◆ **GIVEN EXERCISE**
State how many lines in the listing below include the word "puede". Give nothing but the number.

[Start DATA TO PROCESS]

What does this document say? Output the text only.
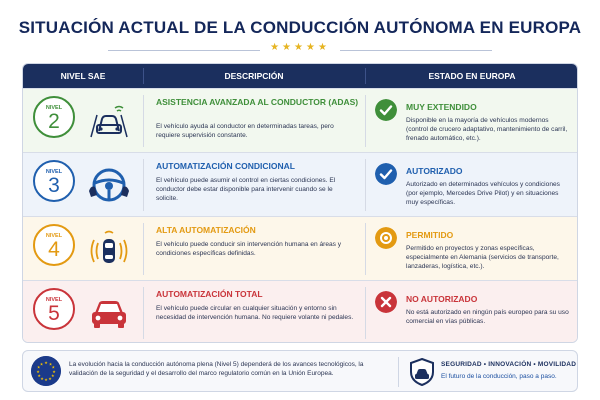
SITUACIÓN ACTUAL DE LA CONDUCCIÓN AUTÓNOMA EN EUROPA
★★★★★
NIVEL SAE	DESCRIPCIÓN	ESTADO EN EUROPA
NIVEL
2
ASISTENCIA AVANZADA AL CONDUCTOR (ADAS)
El vehículo ayuda al conductor en determinadas tareas, pero requiere supervisión constante.
MUY EXTENDIDO
Disponible en la mayoría de vehículos modernos (control de crucero adaptativo, mantenimiento de carril, frenado automático, etc.).
NIVEL
3
AUTOMATIZACIÓN CONDICIONAL
El vehículo puede asumir el control en ciertas condiciones. El conductor debe estar disponible para intervenir cuando se le solicite.
AUTORIZADO
Autorizado en determinados vehículos y condiciones (por ejemplo, Mercedes Drive Pilot) y en situaciones muy específicas.
NIVEL
4
ALTA AUTOMATIZACIÓN
El vehículo puede conducir sin intervención humana en áreas y condiciones específicas definidas.
PERMITIDO
Permitido en proyectos y zonas específicas, especialmente en Alemania (servicios de transporte, lanzaderas, logística, etc.).
NIVEL
5
AUTOMATIZACIÓN TOTAL
El vehículo puede circular en cualquier situación y entorno sin necesidad de intervención humana. No requiere volante ni pedales.
NO AUTORIZADO
No está autorizado en ningún país europeo para su uso comercial en vías públicas.
★ ★
★
★
★
★
★
★
★
★
★
★	La evolución hacia la conducción autónoma plena (Nivel 5) dependerá de los avances tecnológicos, la validación de la seguridad y el desarrollo del marco regulatorio común en la Unión Europea.
SEGURIDAD • INNOVACIÓN • MOVILIDAD
El futuro de la conducción, paso a paso.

[End DATA TO PROCESS]

◆ **ANSWER FOR THE TASK**
3